** Start Data to use **

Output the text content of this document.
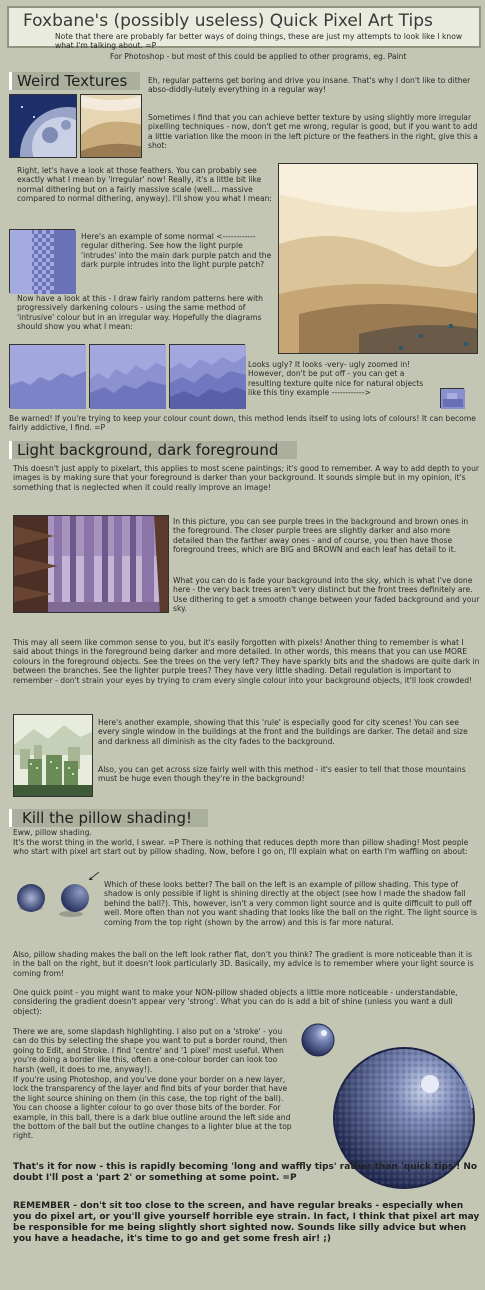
Foxbane's (possibly useless) Quick Pixel Art Tips
Note that there are probably far better ways of doing things, these are just my attempts to look like I know what I'm talking about. =P
For Photoshop - but most of this could be applied to other programs, eg. Paint
Weird Textures	Eh, regular patterns get boring and drive you insane. That's why I don't like to dither abso-diddly-lutely everything in a regular way!
Sometimes I find that you can achieve better texture by using slightly more irregular pixelling techniques - now, don't get me wrong, regular is good, but if you want to add a little variation like the moon in the left picture or the feathers in the right, give this a shot:
Right, let's have a look at those feathers. You can probably see exactly what I mean by 'irregular' now! Really, it's a little bit like normal dithering but on a fairly massive scale (well... massive compared to normal dithering, anyway). I'll show you what I mean:
Here's an example of some normal <------------ regular dithering. See how the light purple 'intrudes' into the main dark purple patch and the dark purple intrudes into the light purple patch?
Now have a look at this - I draw fairly random patterns here with progressively darkening colours - using the same method of 'intrusive' colour but in an irregular way. Hopefully the diagrams should show you what I mean:
Looks ugly? It looks -very- ugly zoomed in! However, don't be put off - you can get a resulting texture quite nice for natural objects like this tiny example ------------>
Be warned! If you're trying to keep your colour count down, this method lends itself to using lots of colours! It can become fairly addictive, I find. =P
Light background, dark foreground
This doesn't just apply to pixelart, this applies to most scene paintings; it's good to remember. A way to add depth to your images is by making sure that your foreground is darker than your background. It sounds simple but in my opinion, it's something that is neglected when it could really improve an image!
In this picture, you can see purple trees in the background and brown ones in the foreground. The closer purple trees are slightly darker and also more detailed than the farther away ones - and of course, you then have those foreground trees, which are BIG and BROWN and each leaf has detail to it.
What you can do is fade your background into the sky, which is what I've done here - the very back trees aren't very distinct but the front trees definitely are. Use dithering to get a smooth change between your faded background and your sky.
This may all seem like common sense to you, but it's easily forgotten with pixels! Another thing to remember is what I said about things in the foreground being darker and more detailed. In other words, this means that you can use MORE colours in the foreground objects. See the trees on the very left? They have sparkly bits and the shadows are quite dark in between the branches. See the lighter purple trees? They have very little shading. Detail regulation is important to remember - don't strain your eyes by trying to cram every single colour into your background objects, it'll look crowded!
Here's another example, showing that this 'rule' is especially good for city scenes! You can see every single window in the buildings at the front and the buildings are darker. The detail and size and darkness all diminish as the city fades to the background.
Also, you can get across size fairly well with this method - it's easier to tell that those mountains must be huge even though they're in the background!
Kill the pillow shading!
Eww, pillow shading.
It's the worst thing in the world, I swear. =P There is nothing that reduces depth more than pillow shading! Most people who start with pixel art start out by pillow shading. Now, before I go on, I'll explain what on earth I'm waffling on about:
Which of these looks better? The ball on the left is an example of pillow shading. This type of shadow is only possible if light is shining directly at the object (see how I made the shadow fall behind the ball?). This, however, isn't a very common light source and is quite difficult to pull off well. More often than not you want shading that looks like the ball on the right. The light source is coming from the top right (shown by the arrow) and this is far more natural.
Also, pillow shading makes the ball on the left look rather flat, don't you think? The gradient is more noticeable than it is in the ball on the right, but it doesn't look particularly 3D. Basically, my advice is to remember where your light source is coming from!
One quick point - you might want to make your NON-pillow shaded objects a little more noticeable - understandable, considering the gradient doesn't appear very 'strong'. What you can do is add a bit of shine (unless you want a dull object):
There we are, some slapdash highlighting. I also put on a 'stroke' - you can do this by selecting the shape you want to put a border round, then going to Edit, and Stroke. I find 'centre' and '1 pixel' most useful. When you're doing a border like this, often a one-colour border can look too harsh (well, it does to me, anyway!).
If you're using Photoshop, and you've done your border on a new layer, lock the transparency of the layer and find bits of your border that have the light source shining on them (in this case, the top right of the ball). You can choose a lighter colour to go over those bits of the border. For example, in this ball, there is a dark blue outline around the left side and the bottom of the ball but the outline changes to a lighter blue at the top right.
That's it for now - this is rapidly becoming 'long and waffly tips' rather than 'quick tips'! No doubt I'll post a 'part 2' or something at some point. =P
REMEMBER - don't sit too close to the screen, and have regular breaks - especially when you do pixel art, or you'll give yourself horrible eye strain. In fact, I think that pixel art may be responsible for me being slightly short sighted now. Sounds like silly advice but when you have a headache, it's time to go and get some fresh air! ;)
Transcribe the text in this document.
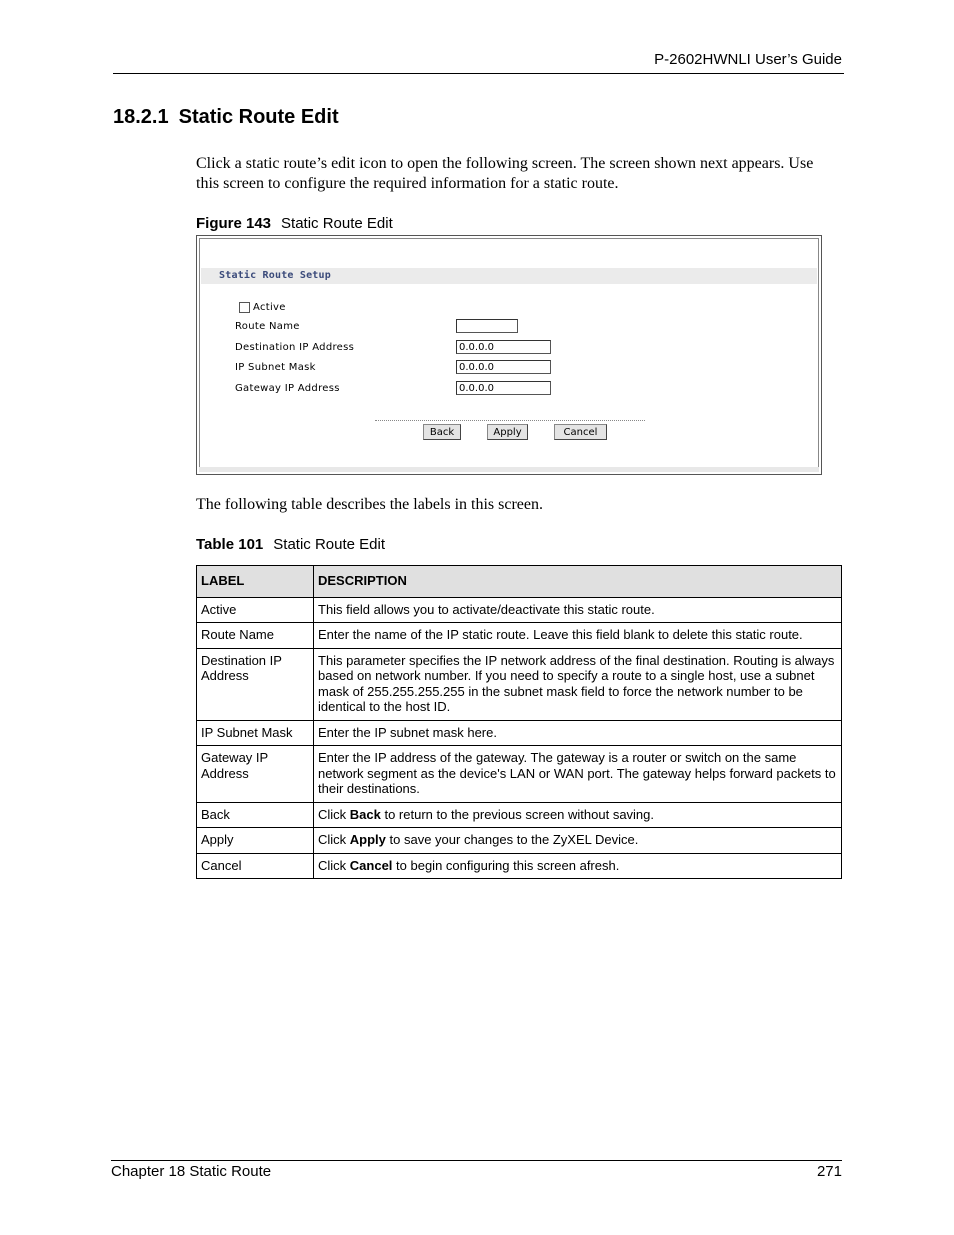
P-2602HWNLI User’s Guide
18.2.1 Static Route Edit
Click a static route’s edit icon to open the following screen. The screen shown next appears. Use this screen to configure the required information for a static route.
Figure 143 Static Route Edit
Static Route Setup
Active
Route Name
Destination IP Address	0.0.0.0
IP Subnet Mask	0.0.0.0
Gateway IP Address	0.0.0.0
Back	Apply	Cancel
The following table describes the labels in this screen.
Table 101 Static Route Edit
LABEL	DESCRIPTION
Active	This field allows you to activate/deactivate this static route.
Route Name	Enter the name of the IP static route. Leave this field blank to delete this static route.
Destination IP Address	This parameter specifies the IP network address of the final destination. Routing is always based on network number. If you need to specify a route to a single host, use a subnet mask of 255.255.255.255 in the subnet mask field to force the network number to be identical to the host ID.
IP Subnet Mask	Enter the IP subnet mask here.
Gateway IP Address	Enter the IP address of the gateway. The gateway is a router or switch on the same network segment as the device's LAN or WAN port. The gateway helps forward packets to their destinations.
Back	Click Back to return to the previous screen without saving.
Apply	Click Apply to save your changes to the ZyXEL Device.
Cancel	Click Cancel to begin configuring this screen afresh.
Chapter 18 Static Route	271
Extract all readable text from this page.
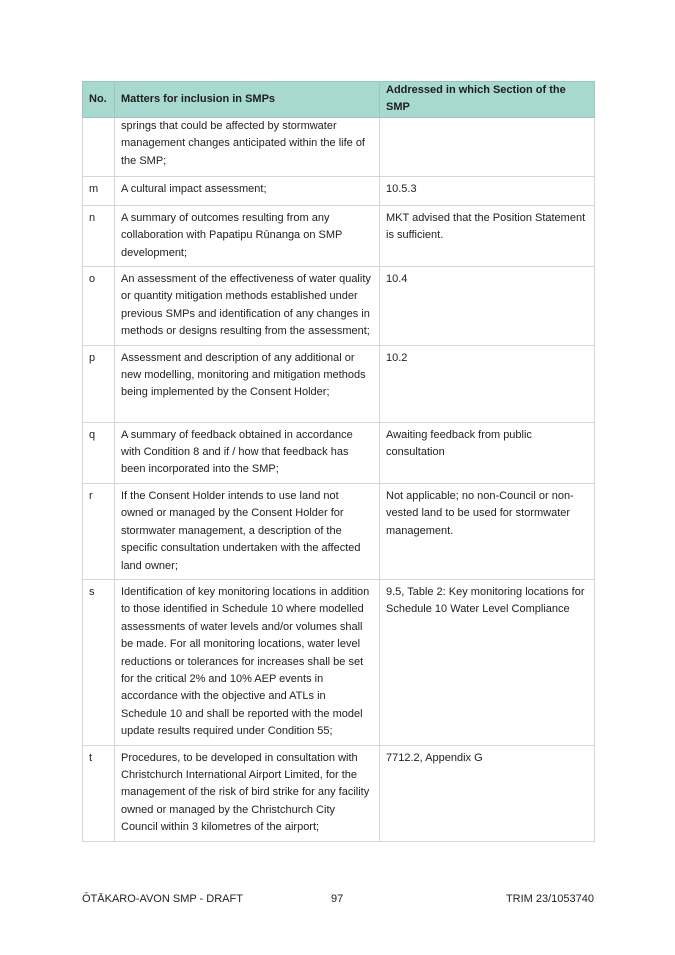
No.	Matters for inclusion in SMPs	Addressed in which Section of the SMP

	springs that could be affected by stormwater management changes anticipated within the life of the SMP;	

m	A cultural impact assessment;	10.5.3

n	A summary of outcomes resulting from any collaboration with Papatipu Rūnanga on SMP development;	MKT advised that the Position Statement is sufficient.

o	An assessment of the effectiveness of water quality or quantity mitigation methods established under previous SMPs and identification of any changes in methods or designs resulting from the assessment;	10.4

p	Assessment and description of any additional or new modelling, monitoring and mitigation methods being implemented by the Consent Holder;	10.2

q	A summary of feedback obtained in accordance with Condition 8 and if / how that feedback has been incorporated into the SMP;	Awaiting feedback from public consultation

r	If the Consent Holder intends to use land not owned or managed by the Consent Holder for stormwater management, a description of the specific consultation undertaken with the affected land owner;	Not applicable; no non-Council or non-vested land to be used for stormwater management.

s	Identification of key monitoring locations in addition to those identified in Schedule 10 where modelled assessments of water levels and/or volumes shall be made. For all monitoring locations, water level reductions or tolerances for increases shall be set for the critical 2% and 10% AEP events in accordance with the objective and ATLs in Schedule 10 and shall be reported with the model update results required under Condition 55;	9.5, Table 2: Key monitoring locations for Schedule 10 Water Level Compliance

t	Procedures, to be developed in consultation with Christchurch International Airport Limited, for the management of the risk of bird strike for any facility owned or managed by the Christchurch City Council within 3 kilometres of the airport;	7712.2, Appendix G
ŌTĀKARO-AVON SMP - DRAFT	97	TRIM 23/1053740
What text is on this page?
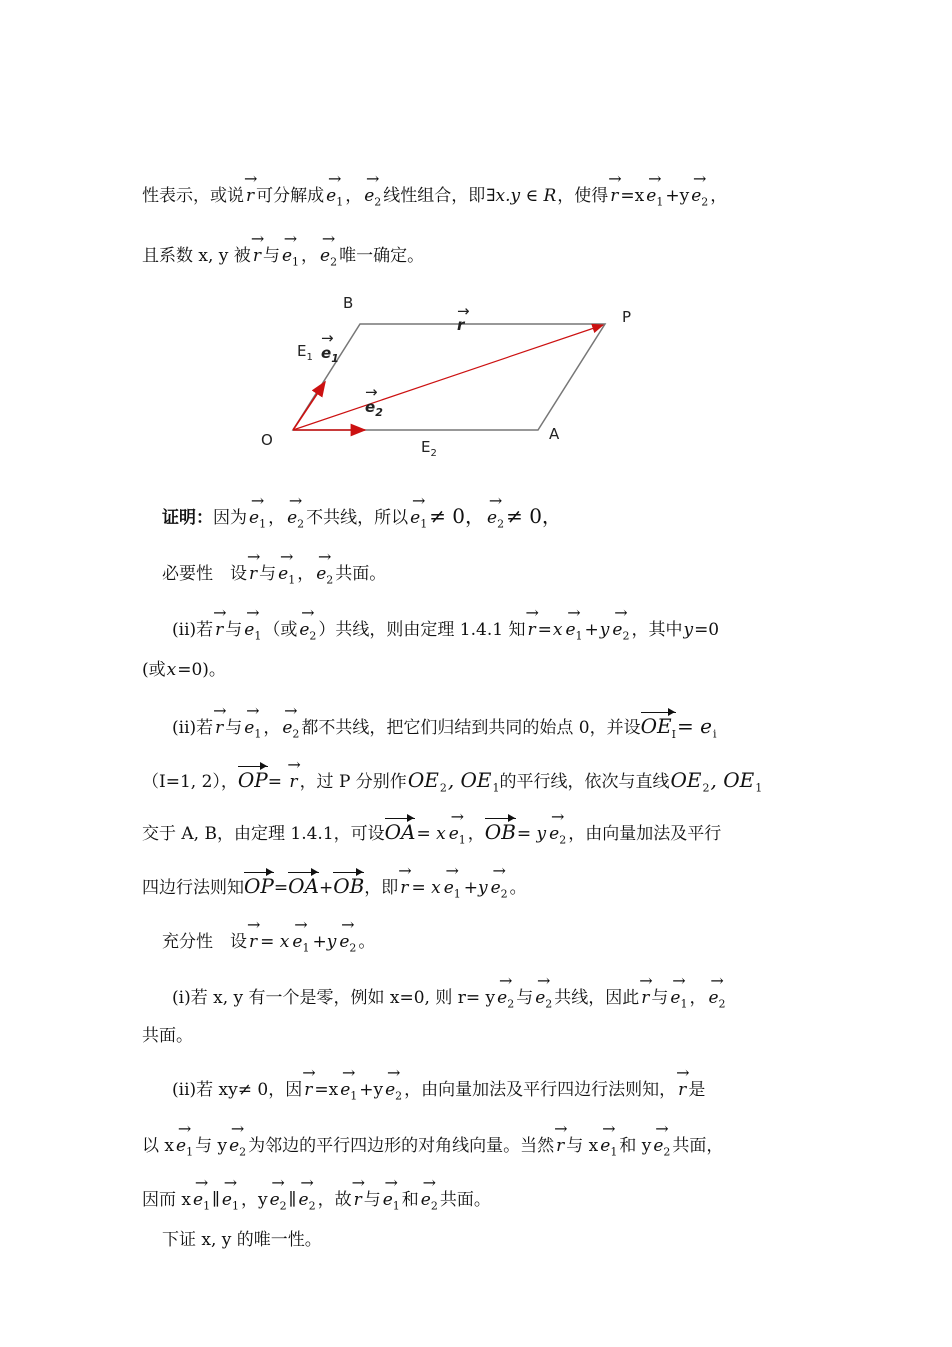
性表示，或说 → r 可分解成 → $e_1$ ， → $e_2$ 线性组合，即∃x.y ∈ R，使得 → $r =x \to e_1 +y \to e_2$ ，
且系数 x, y 被 → r 与 → $e_1$ ， → $e_2$ 唯一确定。
B
P
O	A
$E_1$
$E_2$
r
→
$e_1$
→
$e_2$
→
证明：因为 → $e_1$ ， → $e_2$ 不共线，所以 → $e_1 \ne 0$， → $e_2 \ne 0$，
必要性　设 → r 与 → $e_1$ ， → $e_2$ 共面。
(ii)若 → r 与 → $e_1$ （或 → $e_2$ ）共线，则由定理 1.4.1 知 → $r =x \to e_1 +y \to e_2$ ，其中y=0
(或x=0)。
(ii)若 → r 与 → $e_1$ ， → $e_2$ 都不共线，把它们归结到共同的始点 0，并设$OE_I= e_i$
（I=1, 2），OP= → r ，过 P 分别作$OE_2$, $OE_1$的平行线，依次与直线$OE_2$, $OE_1$
交于 A, B，由定理 1.4.1，可设$OA= x \to e_1$ ，$OB= y \to e_2$ ，由向量加法及平行
四边行法则知OP=OA+OB，即 → $r = x \to e_1 +y \to e_2$ 。
充分性　设 → $r = x \to e_1 +y \to e_2$ 。
(i)若 x, y 有一个是零，例如 x=0, 则 $r= y \to e_2$ 与 → $e_2$ 共线，因此 → r 与 → $e_1$ ， → $e_2$
共面。
(ii)若 xy≠ 0，因 → $r =x \to e_1 +y \to e_2$ ，由向量加法及平行四边行法则知， → r 是
以 $x \to e_1$ 与 $y \to e_2$ 为邻边的平行四边形的对角线向量。当然 → r 与 $x \to e_1$ 和 $y \to e_2$ 共面，
因而 $x \to e_1$ ∥ → $e_1$ ，$y \to e_2$ ∥ → $e_2$ ，故 → r 与 → $e_1$ 和 → $e_2$ 共面。
下证 x, y 的唯一性。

** End Data to use **

◆ Instructions for the task ◆
Pick out every line above that contains the word "shining" and copy it.

◆ Response ◆
Which of these looks better? The ball on the left is an example of pillow shading. This type of shadow is only possible if light is shining directly at the object (see how I made the shadow fall behind the ball?). This, however, isn't a very common light source and is quite difficult to pull off well. More often than not you want shading that looks like the ball on the right. The light source is coming from the top right (shown by the arrow) and this is far more natural.
If you're using Photoshop, and you've done your border on a new layer, lock the transparency of the layer and find bits of your border that have the light source shining on them (in this case, the top right of the ball). You can choose a lighter colour to go over those bits of the border. For example, in this ball, there is a dark blue outline around the left side and the bottom of the ball but the outline changes to a lighter blue at the top right.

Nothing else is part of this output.